*TASK TO COMPLETE*: Filter the entries and keep only the lines where the string "sensor" appears.

*Entries with figure data*:
>> Begin

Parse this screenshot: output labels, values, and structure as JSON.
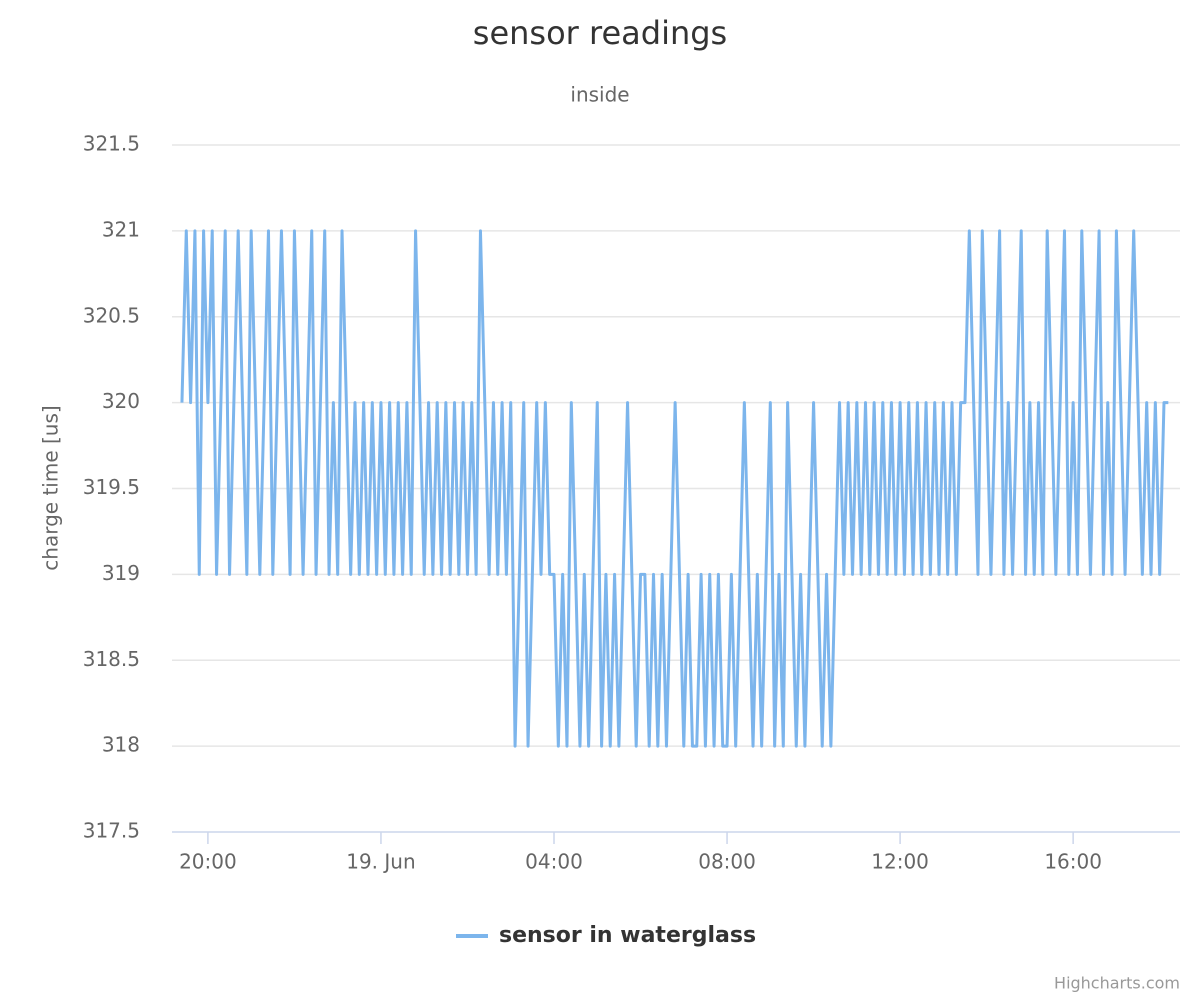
{
  "chart_data": {
    "type": "line",
    "title": "sensor readings",
    "subtitle": "inside",
    "y_label": "charge time [us]",
    "credits": "Highcharts.com",
    "x": [
      19.4,
      19.5,
      19.6,
      19.7,
      19.8,
      19.9,
      20,
      20.1,
      20.2,
      20.3,
      20.4,
      20.5,
      20.6,
      20.7,
      20.8,
      20.9,
      21,
      21.1,
      21.2,
      21.3,
      21.4,
      21.5,
      21.6,
      21.7,
      21.8,
      21.9,
      22,
      22.1,
      22.2,
      22.3,
      22.4,
      22.5,
      22.6,
      22.7,
      22.8,
      22.9,
      23,
      23.1,
      23.2,
      23.3,
      23.4,
      23.5,
      23.6,
      23.7,
      23.8,
      23.9,
      24,
      24.1,
      24.2,
      24.3,
      24.4,
      24.5,
      24.6,
      24.7,
      24.8,
      24.9,
      25,
      25.1,
      25.2,
      25.3,
      25.4,
      25.5,
      25.6,
      25.7,
      25.8,
      25.9,
      26,
      26.1,
      26.2,
      26.3,
      26.4,
      26.5,
      26.6,
      26.7,
      26.8,
      26.9,
      27,
      27.1,
      27.2,
      27.3,
      27.4,
      27.5,
      27.6,
      27.7,
      27.8,
      27.9,
      28,
      28.1,
      28.2,
      28.3,
      28.4,
      28.5,
      28.6,
      28.7,
      28.8,
      28.9,
      29,
      29.1,
      29.2,
      29.3,
      29.4,
      29.5,
      29.6,
      29.7,
      29.8,
      29.9,
      30,
      30.1,
      30.2,
      30.3,
      30.4,
      30.5,
      30.6,
      30.7,
      30.8,
      30.9,
      31,
      31.1,
      31.2,
      31.3,
      31.4,
      31.5,
      31.6,
      31.7,
      31.8,
      31.9,
      32,
      32.1,
      32.2,
      32.3,
      32.4,
      32.5,
      32.6,
      32.7,
      32.8,
      32.9,
      33,
      33.1,
      33.2,
      33.3,
      33.4,
      33.5,
      33.6,
      33.7,
      33.8,
      33.9,
      34,
      34.1,
      34.2,
      34.3,
      34.4,
      34.5,
      34.6,
      34.7,
      34.8,
      34.9,
      35,
      35.1,
      35.2,
      35.3,
      35.4,
      35.5,
      35.6,
      35.7,
      35.8,
      35.9,
      36,
      36.1,
      36.2,
      36.3,
      36.4,
      36.5,
      36.6,
      36.7,
      36.8,
      36.9,
      37,
      37.1,
      37.2,
      37.3,
      37.4,
      37.5,
      37.6,
      37.7,
      37.8,
      37.9,
      38,
      38.1,
      38.2,
      38.3,
      38.4,
      38.5,
      38.6,
      38.7,
      38.8,
      38.9,
      39,
      39.1,
      39.2,
      39.3,
      39.4,
      39.5,
      39.6,
      39.7,
      39.8,
      39.9,
      40,
      40.1,
      40.2,
      40.3,
      40.4,
      40.5,
      40.6,
      40.7,
      40.8,
      40.9,
      41,
      41.1,
      41.2,
      41.3,
      41.4,
      41.5,
      41.6,
      41.7,
      41.8,
      41.9,
      42,
      42.1,
      42.2
    ],
    "series": [
      {
        "name": "sensor in waterglass",
        "color": "#7cb5ec",
        "values": [
          320,
          321,
          320,
          321,
          319,
          321,
          320,
          321,
          319,
          320,
          321,
          319,
          320,
          321,
          320,
          319,
          321,
          320,
          319,
          320,
          321,
          319,
          320,
          321,
          320,
          319,
          321,
          320,
          319,
          320,
          321,
          319,
          320,
          321,
          319,
          320,
          319,
          321,
          320,
          319,
          320,
          319,
          320,
          319,
          320,
          319,
          320,
          319,
          320,
          319,
          320,
          319,
          320,
          319,
          321,
          320,
          319,
          320,
          319,
          320,
          319,
          320,
          319,
          320,
          319,
          320,
          319,
          320,
          319,
          321,
          320,
          319,
          320,
          319,
          320,
          319,
          320,
          318,
          319,
          320,
          318,
          319,
          320,
          319,
          320,
          319,
          319,
          318,
          319,
          318,
          320,
          319,
          318,
          319,
          318,
          319,
          320,
          318,
          319,
          318,
          319,
          318,
          319,
          320,
          319,
          318,
          319,
          319,
          318,
          319,
          318,
          319,
          318,
          319,
          320,
          319,
          318,
          319,
          318,
          318,
          319,
          318,
          319,
          318,
          319,
          318,
          318,
          319,
          318,
          319,
          320,
          319,
          318,
          319,
          318,
          319,
          320,
          318,
          319,
          318,
          320,
          319,
          318,
          319,
          318,
          319,
          320,
          319,
          318,
          319,
          318,
          319,
          320,
          319,
          320,
          319,
          320,
          319,
          320,
          319,
          320,
          319,
          320,
          319,
          320,
          319,
          320,
          319,
          320,
          319,
          320,
          319,
          320,
          319,
          320,
          319,
          320,
          319,
          320,
          319,
          320,
          320,
          321,
          320,
          319,
          321,
          320,
          319,
          320,
          321,
          319,
          320,
          319,
          320,
          321,
          319,
          320,
          319,
          320,
          319,
          321,
          320,
          319,
          320,
          321,
          319,
          320,
          319,
          321,
          320,
          319,
          320,
          321,
          319,
          320,
          319,
          321,
          320,
          319,
          320,
          321,
          320,
          319,
          320,
          319,
          320,
          319,
          320,
          320
        ]
      }
    ],
    "xlim": [
      19.17,
      42.47
    ],
    "xticks": [
      {
        "value": 20,
        "label": "20:00"
      },
      {
        "value": 24,
        "label": "19. Jun"
      },
      {
        "value": 28,
        "label": "04:00"
      },
      {
        "value": 32,
        "label": "08:00"
      },
      {
        "value": 36,
        "label": "12:00"
      },
      {
        "value": 40,
        "label": "16:00"
      }
    ],
    "ylim": [
      317.5,
      321.5
    ],
    "yticks": [
      317.5,
      318,
      318.5,
      319,
      319.5,
      320,
      320.5,
      321,
      321.5
    ],
    "grid": true,
    "legend": "bottom"
  }
}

>> End

*WRITTEN SOLUTION*:
    "title": "sensor readings",
        "name": "sensor in waterglass",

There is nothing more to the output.